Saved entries
/---

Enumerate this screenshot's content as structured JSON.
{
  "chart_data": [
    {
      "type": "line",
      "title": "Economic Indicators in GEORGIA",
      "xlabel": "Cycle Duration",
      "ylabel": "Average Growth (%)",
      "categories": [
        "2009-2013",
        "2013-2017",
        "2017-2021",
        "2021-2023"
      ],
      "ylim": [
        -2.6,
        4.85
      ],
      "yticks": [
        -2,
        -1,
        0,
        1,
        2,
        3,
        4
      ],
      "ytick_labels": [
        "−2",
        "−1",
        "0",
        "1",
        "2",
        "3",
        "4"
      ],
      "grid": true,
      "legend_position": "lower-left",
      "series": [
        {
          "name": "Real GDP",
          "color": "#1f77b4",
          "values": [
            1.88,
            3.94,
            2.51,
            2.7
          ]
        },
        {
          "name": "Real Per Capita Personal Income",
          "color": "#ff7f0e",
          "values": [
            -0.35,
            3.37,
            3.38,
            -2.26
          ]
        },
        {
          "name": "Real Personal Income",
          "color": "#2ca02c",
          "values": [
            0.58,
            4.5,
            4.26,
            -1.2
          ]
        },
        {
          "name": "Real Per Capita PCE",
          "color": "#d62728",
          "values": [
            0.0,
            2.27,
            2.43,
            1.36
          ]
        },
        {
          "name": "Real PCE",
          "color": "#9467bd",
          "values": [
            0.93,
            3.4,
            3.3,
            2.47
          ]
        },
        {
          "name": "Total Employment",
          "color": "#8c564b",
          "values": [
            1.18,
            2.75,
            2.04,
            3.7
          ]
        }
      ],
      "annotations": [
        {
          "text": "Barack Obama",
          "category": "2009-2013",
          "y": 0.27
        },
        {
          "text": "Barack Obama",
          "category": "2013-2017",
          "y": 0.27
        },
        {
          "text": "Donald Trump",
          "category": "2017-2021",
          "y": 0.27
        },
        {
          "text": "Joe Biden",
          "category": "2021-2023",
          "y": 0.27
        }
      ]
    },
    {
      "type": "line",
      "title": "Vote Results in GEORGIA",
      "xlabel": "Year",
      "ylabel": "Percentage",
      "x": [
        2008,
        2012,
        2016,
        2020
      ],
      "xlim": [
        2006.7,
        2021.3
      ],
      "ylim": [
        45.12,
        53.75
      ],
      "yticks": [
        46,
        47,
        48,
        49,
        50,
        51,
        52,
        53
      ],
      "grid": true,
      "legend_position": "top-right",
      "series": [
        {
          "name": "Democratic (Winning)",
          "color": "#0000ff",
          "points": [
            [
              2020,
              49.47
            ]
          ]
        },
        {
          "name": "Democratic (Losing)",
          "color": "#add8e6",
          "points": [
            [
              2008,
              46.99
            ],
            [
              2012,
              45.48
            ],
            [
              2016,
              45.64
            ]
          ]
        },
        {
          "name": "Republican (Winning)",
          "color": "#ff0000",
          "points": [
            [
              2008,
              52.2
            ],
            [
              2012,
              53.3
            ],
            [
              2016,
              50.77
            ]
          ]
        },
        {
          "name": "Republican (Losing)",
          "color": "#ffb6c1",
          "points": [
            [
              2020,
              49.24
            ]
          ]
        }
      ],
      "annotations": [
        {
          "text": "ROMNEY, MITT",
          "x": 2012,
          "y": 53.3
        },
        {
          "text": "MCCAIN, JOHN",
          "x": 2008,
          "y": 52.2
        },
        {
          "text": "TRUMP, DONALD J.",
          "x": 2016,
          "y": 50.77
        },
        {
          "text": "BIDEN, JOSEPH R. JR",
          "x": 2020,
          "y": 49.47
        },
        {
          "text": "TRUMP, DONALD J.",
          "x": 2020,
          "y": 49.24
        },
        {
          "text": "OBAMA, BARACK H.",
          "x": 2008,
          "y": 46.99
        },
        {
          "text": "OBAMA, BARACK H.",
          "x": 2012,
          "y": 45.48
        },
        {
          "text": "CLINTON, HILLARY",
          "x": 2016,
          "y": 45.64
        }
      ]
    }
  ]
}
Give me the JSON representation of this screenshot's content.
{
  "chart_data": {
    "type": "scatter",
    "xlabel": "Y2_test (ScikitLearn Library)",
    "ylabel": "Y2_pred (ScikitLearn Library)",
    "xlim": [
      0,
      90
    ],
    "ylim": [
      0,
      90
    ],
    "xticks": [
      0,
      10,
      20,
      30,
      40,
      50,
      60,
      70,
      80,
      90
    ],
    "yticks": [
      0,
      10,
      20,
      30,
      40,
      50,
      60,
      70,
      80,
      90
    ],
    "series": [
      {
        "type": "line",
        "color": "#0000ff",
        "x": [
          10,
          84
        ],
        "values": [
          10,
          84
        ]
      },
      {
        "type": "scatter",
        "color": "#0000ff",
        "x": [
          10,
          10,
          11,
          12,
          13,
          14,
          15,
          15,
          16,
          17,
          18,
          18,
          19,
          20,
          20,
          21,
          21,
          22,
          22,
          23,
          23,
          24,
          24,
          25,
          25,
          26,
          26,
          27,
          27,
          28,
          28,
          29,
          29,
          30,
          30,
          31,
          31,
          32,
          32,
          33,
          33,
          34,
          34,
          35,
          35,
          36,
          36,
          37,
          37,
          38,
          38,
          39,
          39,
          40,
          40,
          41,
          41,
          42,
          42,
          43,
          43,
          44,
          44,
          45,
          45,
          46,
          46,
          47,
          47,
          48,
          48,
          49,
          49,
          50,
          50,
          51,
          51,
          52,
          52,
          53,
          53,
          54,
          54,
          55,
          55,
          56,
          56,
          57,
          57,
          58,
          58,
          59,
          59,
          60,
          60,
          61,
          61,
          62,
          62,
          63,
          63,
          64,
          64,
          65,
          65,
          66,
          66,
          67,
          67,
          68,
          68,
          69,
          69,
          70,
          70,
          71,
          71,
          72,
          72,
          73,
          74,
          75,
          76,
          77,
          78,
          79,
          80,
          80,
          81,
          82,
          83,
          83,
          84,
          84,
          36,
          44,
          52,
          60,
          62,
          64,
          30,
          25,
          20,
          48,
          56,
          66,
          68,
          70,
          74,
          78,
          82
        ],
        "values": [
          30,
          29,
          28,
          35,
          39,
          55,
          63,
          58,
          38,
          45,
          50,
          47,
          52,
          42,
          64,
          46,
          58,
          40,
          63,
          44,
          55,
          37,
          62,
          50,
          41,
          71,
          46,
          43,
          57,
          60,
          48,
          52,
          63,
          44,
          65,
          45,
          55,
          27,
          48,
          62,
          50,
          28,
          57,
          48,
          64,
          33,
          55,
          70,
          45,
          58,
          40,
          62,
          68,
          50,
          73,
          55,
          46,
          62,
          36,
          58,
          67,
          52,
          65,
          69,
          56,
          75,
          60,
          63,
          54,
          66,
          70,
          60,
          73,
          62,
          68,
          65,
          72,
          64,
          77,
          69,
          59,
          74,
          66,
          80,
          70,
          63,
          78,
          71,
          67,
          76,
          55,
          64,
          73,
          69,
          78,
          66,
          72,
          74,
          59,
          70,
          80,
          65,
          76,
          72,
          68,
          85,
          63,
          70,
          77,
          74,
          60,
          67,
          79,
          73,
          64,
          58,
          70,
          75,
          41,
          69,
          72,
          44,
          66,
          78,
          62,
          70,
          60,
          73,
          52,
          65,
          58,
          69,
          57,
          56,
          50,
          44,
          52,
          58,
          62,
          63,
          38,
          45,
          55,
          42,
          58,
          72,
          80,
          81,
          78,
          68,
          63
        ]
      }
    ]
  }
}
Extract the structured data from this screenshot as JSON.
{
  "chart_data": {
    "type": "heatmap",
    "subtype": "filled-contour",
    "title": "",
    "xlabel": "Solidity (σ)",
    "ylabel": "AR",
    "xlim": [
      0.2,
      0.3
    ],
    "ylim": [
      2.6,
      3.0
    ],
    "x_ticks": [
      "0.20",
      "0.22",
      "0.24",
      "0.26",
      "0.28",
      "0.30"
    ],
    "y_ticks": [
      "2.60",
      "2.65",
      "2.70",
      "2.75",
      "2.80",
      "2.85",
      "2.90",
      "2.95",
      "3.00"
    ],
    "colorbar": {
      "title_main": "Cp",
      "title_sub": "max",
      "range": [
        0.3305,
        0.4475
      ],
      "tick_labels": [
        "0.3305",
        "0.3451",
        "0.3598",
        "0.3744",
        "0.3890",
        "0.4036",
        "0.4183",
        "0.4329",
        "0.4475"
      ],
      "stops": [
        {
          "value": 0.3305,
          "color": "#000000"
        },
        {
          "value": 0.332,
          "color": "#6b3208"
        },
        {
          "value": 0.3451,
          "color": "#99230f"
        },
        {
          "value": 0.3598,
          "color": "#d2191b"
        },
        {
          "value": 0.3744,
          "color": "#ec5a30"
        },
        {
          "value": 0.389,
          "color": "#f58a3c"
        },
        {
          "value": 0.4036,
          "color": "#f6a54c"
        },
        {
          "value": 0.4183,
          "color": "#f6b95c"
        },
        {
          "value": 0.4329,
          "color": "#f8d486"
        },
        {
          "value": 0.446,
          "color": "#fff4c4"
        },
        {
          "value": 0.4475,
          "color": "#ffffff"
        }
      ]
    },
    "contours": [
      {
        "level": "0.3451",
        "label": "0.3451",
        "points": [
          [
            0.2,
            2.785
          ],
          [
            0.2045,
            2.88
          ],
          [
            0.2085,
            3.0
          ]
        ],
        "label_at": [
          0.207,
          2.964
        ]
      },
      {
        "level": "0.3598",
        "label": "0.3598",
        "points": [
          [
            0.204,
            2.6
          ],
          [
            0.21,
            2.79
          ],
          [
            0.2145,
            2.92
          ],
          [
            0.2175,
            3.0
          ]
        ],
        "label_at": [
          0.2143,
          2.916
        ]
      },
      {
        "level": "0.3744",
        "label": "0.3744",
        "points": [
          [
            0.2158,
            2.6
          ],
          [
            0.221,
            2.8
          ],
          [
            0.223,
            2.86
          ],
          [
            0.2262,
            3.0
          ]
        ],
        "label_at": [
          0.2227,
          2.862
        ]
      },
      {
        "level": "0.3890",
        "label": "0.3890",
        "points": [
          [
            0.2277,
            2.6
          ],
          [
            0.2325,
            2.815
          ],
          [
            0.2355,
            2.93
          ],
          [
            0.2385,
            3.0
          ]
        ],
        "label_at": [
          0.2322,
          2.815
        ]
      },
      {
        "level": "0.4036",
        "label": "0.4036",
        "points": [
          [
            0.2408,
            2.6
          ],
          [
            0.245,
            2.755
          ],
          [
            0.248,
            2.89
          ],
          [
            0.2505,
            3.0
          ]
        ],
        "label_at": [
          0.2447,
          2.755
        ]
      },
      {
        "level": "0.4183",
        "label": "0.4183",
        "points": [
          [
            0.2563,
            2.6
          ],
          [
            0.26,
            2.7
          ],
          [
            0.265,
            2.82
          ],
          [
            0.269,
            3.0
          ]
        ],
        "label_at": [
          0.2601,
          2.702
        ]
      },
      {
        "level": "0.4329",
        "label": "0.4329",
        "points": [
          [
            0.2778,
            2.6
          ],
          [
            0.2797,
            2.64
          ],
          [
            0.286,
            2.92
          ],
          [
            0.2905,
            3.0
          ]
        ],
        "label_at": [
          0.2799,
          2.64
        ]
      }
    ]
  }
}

\---

Lines holding the word "JSON" should be counted across the entries; state only how many there are.

• **Solution to this task**
3